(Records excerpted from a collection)
"""

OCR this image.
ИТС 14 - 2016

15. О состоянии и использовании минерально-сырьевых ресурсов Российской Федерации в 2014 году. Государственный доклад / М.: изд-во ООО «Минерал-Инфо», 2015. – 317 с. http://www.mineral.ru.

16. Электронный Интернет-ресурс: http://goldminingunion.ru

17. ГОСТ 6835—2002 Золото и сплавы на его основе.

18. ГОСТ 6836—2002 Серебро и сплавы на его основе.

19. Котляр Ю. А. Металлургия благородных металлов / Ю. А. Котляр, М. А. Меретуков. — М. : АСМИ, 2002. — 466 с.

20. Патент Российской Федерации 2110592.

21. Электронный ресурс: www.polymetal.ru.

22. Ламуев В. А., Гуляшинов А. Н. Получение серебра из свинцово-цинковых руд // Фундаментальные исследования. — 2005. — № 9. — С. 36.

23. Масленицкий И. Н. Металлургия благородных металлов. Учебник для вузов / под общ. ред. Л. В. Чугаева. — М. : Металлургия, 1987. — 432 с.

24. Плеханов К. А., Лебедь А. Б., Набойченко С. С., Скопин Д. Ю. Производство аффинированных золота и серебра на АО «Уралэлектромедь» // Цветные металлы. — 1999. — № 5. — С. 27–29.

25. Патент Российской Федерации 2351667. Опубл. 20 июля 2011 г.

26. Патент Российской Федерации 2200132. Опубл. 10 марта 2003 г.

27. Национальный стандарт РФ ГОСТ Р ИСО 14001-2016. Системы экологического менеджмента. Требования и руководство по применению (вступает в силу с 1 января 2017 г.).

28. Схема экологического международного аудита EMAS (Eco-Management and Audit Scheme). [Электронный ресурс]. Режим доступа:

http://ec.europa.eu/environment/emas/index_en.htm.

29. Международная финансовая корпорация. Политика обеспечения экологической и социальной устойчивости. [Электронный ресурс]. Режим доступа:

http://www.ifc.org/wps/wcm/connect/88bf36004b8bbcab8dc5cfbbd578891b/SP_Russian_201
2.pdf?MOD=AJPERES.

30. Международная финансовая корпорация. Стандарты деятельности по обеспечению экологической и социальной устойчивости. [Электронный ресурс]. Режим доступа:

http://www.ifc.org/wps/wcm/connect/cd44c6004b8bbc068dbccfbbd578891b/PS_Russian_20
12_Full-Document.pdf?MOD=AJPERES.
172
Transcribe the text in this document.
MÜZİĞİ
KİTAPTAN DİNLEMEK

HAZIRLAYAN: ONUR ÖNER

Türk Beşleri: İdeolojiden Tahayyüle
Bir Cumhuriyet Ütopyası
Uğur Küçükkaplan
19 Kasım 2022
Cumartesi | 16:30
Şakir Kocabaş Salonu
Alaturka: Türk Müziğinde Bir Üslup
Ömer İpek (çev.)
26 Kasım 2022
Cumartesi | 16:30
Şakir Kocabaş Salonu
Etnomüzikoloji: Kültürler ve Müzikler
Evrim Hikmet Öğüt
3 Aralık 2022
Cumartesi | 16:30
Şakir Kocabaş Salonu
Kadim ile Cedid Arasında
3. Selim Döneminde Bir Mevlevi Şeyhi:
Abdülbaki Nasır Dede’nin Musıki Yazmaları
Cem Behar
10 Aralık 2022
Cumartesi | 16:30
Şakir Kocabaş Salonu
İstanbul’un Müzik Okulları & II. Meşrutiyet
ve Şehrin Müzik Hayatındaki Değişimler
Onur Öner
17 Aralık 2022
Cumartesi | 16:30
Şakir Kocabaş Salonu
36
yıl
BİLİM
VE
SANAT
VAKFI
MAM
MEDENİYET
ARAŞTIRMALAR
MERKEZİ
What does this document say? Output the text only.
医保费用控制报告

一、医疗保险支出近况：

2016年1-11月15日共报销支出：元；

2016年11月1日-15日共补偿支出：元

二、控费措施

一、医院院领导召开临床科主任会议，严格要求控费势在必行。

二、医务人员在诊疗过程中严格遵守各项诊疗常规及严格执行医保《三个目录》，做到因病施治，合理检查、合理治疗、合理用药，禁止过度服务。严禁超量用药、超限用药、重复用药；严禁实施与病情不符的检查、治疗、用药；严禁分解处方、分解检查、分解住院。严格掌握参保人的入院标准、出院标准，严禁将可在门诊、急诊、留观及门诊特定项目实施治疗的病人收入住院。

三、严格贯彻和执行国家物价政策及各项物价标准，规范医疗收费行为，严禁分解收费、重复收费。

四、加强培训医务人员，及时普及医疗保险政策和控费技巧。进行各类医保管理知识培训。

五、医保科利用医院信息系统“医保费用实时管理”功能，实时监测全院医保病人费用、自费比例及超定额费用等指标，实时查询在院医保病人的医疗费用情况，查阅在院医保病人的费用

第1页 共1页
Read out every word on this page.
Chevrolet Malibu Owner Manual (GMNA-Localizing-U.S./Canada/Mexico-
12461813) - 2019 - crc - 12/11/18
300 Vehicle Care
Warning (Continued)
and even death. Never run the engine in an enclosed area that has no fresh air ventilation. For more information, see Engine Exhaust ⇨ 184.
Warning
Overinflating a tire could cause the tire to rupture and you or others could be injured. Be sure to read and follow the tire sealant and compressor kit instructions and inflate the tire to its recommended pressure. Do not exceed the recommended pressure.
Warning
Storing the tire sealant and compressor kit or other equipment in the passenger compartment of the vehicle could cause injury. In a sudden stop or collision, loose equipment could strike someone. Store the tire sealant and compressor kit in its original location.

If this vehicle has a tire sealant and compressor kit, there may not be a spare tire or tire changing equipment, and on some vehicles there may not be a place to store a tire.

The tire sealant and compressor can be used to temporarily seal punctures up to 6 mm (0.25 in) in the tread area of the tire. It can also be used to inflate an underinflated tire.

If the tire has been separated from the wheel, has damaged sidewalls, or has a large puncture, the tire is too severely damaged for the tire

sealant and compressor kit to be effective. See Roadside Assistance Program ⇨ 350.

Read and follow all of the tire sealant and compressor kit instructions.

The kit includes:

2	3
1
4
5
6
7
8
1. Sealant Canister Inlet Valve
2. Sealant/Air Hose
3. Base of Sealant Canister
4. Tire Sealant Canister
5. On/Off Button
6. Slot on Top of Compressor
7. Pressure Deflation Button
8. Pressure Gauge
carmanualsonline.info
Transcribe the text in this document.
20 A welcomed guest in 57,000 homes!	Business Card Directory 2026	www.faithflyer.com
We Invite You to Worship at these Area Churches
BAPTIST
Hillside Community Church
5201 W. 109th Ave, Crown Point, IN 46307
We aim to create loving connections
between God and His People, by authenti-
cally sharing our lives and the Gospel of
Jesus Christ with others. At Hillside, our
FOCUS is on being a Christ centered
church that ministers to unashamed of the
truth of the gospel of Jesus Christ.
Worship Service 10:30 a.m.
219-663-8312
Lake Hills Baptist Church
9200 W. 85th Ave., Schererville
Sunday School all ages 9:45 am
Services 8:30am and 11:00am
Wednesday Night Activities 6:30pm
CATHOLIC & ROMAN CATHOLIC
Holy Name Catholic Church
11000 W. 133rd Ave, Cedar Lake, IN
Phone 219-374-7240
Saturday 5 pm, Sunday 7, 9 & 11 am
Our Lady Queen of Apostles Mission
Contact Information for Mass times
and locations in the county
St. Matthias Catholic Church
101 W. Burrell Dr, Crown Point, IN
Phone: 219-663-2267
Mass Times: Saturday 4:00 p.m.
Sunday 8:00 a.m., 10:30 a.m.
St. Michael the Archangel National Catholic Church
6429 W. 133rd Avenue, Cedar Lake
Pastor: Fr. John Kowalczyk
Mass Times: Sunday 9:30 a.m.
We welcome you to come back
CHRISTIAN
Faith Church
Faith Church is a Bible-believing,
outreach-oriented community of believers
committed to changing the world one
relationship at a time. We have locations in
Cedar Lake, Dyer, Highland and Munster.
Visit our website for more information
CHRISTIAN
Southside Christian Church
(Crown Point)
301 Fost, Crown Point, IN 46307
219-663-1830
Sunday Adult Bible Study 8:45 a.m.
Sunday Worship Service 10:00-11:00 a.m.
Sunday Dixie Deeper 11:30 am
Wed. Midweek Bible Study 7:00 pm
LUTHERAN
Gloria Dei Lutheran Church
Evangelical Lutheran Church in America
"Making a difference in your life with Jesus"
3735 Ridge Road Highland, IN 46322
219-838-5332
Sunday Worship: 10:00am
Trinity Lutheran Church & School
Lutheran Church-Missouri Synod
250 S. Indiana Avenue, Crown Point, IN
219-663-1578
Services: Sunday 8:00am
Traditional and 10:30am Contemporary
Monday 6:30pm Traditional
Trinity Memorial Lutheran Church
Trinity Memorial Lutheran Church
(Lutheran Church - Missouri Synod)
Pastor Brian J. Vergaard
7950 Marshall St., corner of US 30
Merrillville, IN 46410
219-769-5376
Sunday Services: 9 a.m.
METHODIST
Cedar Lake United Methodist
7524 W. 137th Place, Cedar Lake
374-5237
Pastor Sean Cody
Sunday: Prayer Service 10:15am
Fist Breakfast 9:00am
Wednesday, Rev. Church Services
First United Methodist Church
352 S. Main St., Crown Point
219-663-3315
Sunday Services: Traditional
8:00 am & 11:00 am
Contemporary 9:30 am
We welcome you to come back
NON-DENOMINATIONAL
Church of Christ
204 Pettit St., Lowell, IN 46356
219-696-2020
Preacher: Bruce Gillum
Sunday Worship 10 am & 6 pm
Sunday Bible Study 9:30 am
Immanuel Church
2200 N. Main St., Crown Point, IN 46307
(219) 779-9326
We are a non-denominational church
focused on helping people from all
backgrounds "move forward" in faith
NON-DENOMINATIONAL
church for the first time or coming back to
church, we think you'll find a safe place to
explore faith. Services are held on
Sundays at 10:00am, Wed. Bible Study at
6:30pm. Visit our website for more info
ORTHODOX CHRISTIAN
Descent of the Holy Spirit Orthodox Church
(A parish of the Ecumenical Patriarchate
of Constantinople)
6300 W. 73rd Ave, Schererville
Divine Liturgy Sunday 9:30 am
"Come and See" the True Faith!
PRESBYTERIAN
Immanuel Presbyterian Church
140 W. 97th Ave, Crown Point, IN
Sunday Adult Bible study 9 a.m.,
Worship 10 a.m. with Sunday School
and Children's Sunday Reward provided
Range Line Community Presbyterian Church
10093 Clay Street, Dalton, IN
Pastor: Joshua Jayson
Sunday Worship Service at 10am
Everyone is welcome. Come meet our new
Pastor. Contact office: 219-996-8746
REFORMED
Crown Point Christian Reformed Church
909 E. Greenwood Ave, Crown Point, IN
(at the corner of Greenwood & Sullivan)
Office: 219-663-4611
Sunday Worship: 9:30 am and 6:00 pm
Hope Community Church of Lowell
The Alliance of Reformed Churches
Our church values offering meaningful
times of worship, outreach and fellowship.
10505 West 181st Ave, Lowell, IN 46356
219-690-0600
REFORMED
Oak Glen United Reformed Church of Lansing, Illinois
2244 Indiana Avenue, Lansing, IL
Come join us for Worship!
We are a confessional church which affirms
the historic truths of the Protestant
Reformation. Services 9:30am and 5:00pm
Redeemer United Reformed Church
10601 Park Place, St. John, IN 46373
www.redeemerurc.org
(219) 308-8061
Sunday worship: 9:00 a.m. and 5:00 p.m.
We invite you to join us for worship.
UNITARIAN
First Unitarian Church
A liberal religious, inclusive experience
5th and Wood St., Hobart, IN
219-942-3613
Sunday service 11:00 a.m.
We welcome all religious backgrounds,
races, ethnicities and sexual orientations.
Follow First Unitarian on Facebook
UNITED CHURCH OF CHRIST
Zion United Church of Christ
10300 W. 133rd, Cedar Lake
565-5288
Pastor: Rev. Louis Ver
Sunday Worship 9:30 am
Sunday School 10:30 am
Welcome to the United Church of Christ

"""

▶ [EXERCISE PROMPT]: State how many lines hold the word "Button". The number is the whole answer.

▶ [TASK RESULT]: 2